Bounding box annotations:
- - - - -
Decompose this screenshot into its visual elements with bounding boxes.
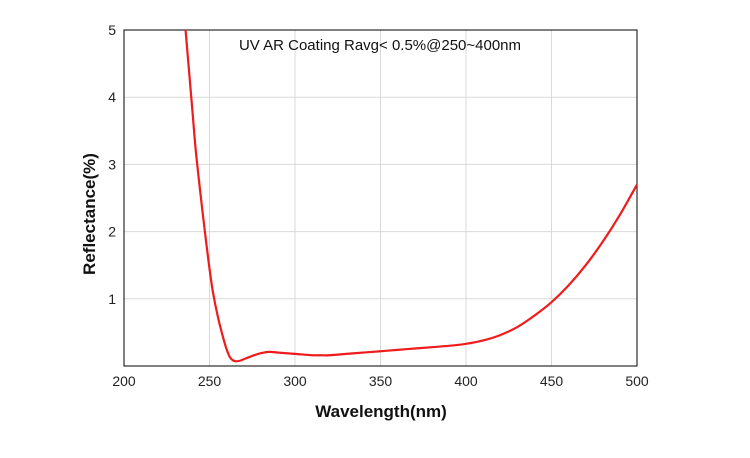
x-axis-title: Wavelength(nm) xyxy=(315,402,447,421)
y-axis-title: Reflectance(%) xyxy=(80,153,99,275)
x-tick-label: 400 xyxy=(454,373,478,389)
x-tick-labels: 200 250 300 350 400 450 500 xyxy=(112,373,649,389)
series-layer xyxy=(184,29,638,363)
grid-lines xyxy=(124,30,637,366)
plot-frame xyxy=(123,29,638,367)
x-tick-label: 200 xyxy=(112,373,136,389)
y-tick-label: 2 xyxy=(108,224,116,240)
y-tick-label: 1 xyxy=(108,291,116,307)
x-tick-label: 250 xyxy=(198,373,222,389)
x-tick-label: 450 xyxy=(540,373,564,389)
x-tick-label: 500 xyxy=(625,373,649,389)
chart-title: UV AR Coating Ravg< 0.5%@250~400nm xyxy=(239,37,521,54)
x-tick-label: 300 xyxy=(283,373,307,389)
reflectance-line xyxy=(184,29,638,363)
x-tick-label: 350 xyxy=(369,373,393,389)
y-tick-label: 4 xyxy=(108,89,116,105)
y-tick-label: 5 xyxy=(108,22,116,38)
y-tick-label: 3 xyxy=(108,156,116,172)
y-tick-labels: 1 2 3 4 5 xyxy=(108,22,116,307)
- - - - -
-- EXERCISE --
Output the lines of the listing from the one containing "x-axis-title: Wavelength(nm) xyxy=(315,402,447,421)" through the end of the listing, inclusive, reproducing each line unchanged.

-- ANSWER TO THE PROBLEM --
x-axis-title: Wavelength(nm) xyxy=(315,402,447,421)
y-axis-title: Reflectance(%) xyxy=(80,153,99,275)
x-tick-label: 400 xyxy=(454,373,478,389)
x-tick-labels: 200 250 300 350 400 450 500 xyxy=(112,373,649,389)
series-layer xyxy=(184,29,638,363)
grid-lines xyxy=(124,30,637,366)
plot-frame xyxy=(123,29,638,367)
x-tick-label: 200 xyxy=(112,373,136,389)
y-tick-label: 2 xyxy=(108,224,116,240)
y-tick-label: 1 xyxy=(108,291,116,307)
x-tick-label: 250 xyxy=(198,373,222,389)
x-tick-label: 450 xyxy=(540,373,564,389)
x-tick-label: 500 xyxy=(625,373,649,389)
chart-title: UV AR Coating Ravg< 0.5%@250~400nm xyxy=(239,37,521,54)
x-tick-label: 300 xyxy=(283,373,307,389)
reflectance-line xyxy=(184,29,638,363)
x-tick-label: 350 xyxy=(369,373,393,389)
y-tick-label: 4 xyxy=(108,89,116,105)
y-tick-label: 5 xyxy=(108,22,116,38)
y-tick-label: 3 xyxy=(108,156,116,172)
y-tick-labels: 1 2 3 4 5 xyxy=(108,22,116,307)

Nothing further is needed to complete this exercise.